[Task to complete] Lines that include the word "Level" are the ones to copy.
━━━━━━━━━━━━━━━━━━━━━━━━━━━━━━
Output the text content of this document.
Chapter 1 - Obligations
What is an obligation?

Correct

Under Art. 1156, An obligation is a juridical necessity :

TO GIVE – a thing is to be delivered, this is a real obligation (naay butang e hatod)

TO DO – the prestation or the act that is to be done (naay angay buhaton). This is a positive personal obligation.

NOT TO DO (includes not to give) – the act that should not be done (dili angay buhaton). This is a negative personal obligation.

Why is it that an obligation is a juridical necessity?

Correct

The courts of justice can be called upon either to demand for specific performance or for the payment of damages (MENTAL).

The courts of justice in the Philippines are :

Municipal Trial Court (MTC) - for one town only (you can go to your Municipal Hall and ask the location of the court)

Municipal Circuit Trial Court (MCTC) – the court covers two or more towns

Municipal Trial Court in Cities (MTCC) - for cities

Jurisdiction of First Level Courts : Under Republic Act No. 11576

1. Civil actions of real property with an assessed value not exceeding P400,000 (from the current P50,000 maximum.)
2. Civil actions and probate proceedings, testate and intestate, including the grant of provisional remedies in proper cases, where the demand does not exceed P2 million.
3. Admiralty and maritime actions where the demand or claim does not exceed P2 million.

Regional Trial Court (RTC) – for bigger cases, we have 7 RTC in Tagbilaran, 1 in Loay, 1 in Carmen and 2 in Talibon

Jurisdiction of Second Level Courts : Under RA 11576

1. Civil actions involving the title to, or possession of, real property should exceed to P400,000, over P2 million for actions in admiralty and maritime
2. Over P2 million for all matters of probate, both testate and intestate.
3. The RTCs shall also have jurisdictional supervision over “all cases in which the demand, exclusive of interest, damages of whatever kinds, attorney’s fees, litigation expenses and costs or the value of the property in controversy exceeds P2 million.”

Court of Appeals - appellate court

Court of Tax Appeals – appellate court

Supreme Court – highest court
━━━━━━━━━━━━━━━━━━━━━━━━━━━━━━
[Correct output]
Jurisdiction of First Level Courts : Under Republic Act No. 11576
Jurisdiction of Second Level Courts : Under RA 11576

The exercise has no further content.